● Directions
Count the lines in the records below that contain the word "medicamentoase", and give only that number.

--- START OF Provided data ---

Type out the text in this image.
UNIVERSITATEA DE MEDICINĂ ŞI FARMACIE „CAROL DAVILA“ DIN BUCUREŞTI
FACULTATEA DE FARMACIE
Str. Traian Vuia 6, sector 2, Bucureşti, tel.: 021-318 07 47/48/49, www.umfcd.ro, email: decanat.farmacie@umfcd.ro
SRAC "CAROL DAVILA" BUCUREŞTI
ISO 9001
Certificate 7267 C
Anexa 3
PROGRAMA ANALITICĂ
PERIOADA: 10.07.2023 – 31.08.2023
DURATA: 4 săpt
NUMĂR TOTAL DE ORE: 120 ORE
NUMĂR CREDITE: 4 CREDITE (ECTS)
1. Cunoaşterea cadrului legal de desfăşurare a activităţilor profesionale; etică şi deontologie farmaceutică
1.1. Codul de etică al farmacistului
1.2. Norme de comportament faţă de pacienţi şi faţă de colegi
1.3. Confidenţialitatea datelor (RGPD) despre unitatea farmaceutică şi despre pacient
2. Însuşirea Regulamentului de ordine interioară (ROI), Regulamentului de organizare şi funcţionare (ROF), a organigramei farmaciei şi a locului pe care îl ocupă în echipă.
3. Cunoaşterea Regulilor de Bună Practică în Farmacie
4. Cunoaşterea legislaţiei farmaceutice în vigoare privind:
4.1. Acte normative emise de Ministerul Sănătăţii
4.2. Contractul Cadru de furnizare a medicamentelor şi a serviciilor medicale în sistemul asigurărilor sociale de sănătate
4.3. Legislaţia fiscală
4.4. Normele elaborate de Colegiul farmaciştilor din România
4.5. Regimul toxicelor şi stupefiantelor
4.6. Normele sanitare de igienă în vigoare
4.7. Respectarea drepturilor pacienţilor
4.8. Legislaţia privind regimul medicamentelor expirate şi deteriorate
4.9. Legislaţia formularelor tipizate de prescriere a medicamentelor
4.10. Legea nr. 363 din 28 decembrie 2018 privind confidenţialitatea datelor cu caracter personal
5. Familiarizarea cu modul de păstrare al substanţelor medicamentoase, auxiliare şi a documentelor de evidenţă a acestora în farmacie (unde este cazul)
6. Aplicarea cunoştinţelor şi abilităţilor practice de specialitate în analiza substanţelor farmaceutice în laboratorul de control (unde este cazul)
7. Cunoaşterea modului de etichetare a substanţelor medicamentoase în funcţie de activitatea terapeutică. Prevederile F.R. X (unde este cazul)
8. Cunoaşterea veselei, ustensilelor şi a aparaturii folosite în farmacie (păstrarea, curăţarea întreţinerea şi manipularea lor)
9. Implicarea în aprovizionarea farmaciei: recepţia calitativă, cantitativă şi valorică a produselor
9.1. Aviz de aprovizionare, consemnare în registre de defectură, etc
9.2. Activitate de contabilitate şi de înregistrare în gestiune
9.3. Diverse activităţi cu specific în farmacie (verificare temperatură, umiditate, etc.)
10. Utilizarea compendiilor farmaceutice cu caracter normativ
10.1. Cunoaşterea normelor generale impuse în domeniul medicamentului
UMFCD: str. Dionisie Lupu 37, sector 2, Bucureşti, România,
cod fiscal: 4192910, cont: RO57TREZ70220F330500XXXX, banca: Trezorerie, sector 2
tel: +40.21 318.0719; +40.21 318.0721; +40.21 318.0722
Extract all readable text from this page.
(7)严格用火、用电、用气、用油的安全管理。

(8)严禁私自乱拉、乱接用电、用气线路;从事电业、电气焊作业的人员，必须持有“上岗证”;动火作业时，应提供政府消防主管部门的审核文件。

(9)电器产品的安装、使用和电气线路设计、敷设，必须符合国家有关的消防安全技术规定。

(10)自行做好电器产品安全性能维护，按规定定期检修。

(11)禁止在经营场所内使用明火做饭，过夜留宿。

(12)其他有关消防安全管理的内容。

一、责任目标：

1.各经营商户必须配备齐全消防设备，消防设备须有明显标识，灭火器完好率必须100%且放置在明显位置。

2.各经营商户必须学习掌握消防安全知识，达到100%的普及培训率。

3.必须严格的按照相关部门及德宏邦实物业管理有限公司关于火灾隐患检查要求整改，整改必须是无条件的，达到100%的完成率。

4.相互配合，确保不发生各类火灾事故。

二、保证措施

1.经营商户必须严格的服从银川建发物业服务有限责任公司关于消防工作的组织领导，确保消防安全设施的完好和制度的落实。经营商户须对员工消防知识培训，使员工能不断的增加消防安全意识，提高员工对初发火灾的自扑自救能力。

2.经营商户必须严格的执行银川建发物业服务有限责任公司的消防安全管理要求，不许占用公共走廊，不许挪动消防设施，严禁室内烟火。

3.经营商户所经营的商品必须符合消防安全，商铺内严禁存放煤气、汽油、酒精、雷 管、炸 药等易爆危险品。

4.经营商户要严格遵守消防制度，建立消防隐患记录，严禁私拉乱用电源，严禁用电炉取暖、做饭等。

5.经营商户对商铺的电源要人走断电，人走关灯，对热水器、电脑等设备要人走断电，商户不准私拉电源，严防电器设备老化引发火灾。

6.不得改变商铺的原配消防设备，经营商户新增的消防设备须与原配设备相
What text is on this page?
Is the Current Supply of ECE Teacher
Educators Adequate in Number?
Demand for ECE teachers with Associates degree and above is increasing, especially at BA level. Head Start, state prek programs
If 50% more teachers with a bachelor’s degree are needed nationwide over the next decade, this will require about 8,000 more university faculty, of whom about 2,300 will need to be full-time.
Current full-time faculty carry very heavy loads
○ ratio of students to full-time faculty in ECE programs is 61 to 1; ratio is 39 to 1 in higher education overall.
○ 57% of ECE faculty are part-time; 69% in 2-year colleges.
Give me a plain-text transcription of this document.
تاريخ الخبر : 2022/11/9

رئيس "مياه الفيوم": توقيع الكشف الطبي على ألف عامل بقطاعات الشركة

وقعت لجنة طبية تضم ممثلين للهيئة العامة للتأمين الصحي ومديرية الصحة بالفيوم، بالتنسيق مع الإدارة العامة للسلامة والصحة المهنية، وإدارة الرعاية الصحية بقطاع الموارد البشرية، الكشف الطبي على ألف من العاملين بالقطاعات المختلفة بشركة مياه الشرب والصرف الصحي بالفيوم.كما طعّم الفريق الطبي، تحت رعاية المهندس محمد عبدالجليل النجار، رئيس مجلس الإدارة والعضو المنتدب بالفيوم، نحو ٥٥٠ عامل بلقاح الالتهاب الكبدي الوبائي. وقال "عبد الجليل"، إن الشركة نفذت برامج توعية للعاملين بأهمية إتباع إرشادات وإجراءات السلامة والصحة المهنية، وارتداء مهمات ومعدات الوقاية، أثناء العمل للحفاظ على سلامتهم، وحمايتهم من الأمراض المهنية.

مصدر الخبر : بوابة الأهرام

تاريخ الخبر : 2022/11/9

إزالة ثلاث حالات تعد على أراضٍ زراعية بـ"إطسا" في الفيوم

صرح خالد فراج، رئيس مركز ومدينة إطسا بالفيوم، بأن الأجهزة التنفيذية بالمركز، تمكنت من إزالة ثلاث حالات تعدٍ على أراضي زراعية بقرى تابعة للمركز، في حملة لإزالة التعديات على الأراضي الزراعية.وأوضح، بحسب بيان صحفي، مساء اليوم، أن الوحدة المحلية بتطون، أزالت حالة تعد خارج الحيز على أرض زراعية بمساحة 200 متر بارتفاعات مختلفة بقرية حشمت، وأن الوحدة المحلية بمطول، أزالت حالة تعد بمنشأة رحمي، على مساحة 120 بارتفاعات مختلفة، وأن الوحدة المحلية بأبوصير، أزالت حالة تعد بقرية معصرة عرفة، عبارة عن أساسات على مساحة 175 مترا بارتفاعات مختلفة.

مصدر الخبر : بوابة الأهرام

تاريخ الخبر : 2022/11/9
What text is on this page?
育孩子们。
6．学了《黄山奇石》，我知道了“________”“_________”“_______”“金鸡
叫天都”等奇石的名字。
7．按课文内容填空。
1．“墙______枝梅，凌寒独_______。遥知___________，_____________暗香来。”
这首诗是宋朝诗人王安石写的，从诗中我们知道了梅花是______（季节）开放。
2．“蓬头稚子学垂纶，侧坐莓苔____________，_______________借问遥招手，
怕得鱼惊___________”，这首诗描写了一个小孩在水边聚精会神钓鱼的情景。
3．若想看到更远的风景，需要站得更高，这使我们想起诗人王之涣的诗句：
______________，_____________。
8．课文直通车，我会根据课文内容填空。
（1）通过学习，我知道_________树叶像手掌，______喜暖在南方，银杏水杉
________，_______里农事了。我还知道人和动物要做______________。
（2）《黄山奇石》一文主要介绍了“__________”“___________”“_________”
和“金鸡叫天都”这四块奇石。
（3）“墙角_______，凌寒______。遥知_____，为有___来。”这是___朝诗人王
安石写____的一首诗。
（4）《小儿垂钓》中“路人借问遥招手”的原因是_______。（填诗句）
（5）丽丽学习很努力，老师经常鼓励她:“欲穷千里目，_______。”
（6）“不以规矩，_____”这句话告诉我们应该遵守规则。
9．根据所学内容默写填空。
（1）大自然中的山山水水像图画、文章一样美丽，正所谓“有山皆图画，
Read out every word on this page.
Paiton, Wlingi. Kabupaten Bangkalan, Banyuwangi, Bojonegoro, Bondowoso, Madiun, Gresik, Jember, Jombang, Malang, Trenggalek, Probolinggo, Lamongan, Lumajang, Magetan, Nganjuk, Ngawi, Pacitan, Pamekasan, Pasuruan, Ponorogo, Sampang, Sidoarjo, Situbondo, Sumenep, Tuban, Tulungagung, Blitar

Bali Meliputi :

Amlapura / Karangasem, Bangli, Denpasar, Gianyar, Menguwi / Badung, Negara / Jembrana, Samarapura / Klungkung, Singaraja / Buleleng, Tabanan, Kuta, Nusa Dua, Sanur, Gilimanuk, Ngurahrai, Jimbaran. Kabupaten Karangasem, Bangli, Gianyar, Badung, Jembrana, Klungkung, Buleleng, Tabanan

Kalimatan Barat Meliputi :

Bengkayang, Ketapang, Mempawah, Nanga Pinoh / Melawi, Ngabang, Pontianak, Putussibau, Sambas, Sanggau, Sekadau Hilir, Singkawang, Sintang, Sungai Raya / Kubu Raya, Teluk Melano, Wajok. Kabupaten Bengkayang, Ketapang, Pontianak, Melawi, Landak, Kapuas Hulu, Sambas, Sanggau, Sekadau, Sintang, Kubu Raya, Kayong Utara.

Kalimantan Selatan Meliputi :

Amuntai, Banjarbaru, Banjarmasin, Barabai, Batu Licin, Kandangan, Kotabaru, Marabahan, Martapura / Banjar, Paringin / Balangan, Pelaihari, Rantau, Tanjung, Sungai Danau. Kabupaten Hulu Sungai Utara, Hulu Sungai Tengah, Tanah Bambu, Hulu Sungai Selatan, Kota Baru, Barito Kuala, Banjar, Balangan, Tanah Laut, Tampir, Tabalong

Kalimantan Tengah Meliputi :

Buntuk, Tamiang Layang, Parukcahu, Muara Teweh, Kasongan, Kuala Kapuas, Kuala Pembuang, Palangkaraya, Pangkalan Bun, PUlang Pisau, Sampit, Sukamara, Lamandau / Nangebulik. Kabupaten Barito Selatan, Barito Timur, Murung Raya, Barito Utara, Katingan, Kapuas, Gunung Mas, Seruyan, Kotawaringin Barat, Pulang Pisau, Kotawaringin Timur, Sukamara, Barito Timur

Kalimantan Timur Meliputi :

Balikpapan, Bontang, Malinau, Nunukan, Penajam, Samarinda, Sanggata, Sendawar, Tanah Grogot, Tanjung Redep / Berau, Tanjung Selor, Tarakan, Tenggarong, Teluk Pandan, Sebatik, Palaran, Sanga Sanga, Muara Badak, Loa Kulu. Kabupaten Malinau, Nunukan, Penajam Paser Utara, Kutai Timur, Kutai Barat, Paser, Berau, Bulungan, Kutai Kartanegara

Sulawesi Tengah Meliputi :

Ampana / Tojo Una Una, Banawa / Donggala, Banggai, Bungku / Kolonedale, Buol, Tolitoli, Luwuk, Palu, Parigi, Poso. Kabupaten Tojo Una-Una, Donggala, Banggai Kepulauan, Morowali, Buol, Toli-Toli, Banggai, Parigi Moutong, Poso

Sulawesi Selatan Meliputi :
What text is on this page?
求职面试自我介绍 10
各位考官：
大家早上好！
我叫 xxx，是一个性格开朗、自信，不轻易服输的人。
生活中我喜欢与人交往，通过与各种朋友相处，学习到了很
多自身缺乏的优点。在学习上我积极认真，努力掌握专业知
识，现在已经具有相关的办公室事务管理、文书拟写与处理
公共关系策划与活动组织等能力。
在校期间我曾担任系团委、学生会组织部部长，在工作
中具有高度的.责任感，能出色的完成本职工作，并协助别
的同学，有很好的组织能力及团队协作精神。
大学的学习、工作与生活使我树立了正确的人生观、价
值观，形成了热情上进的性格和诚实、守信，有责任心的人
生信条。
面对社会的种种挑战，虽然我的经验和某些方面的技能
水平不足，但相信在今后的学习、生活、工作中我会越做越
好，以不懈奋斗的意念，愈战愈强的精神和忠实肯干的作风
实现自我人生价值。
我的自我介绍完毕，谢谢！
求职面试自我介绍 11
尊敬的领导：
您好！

--- END OF Provided data ---

● Output
2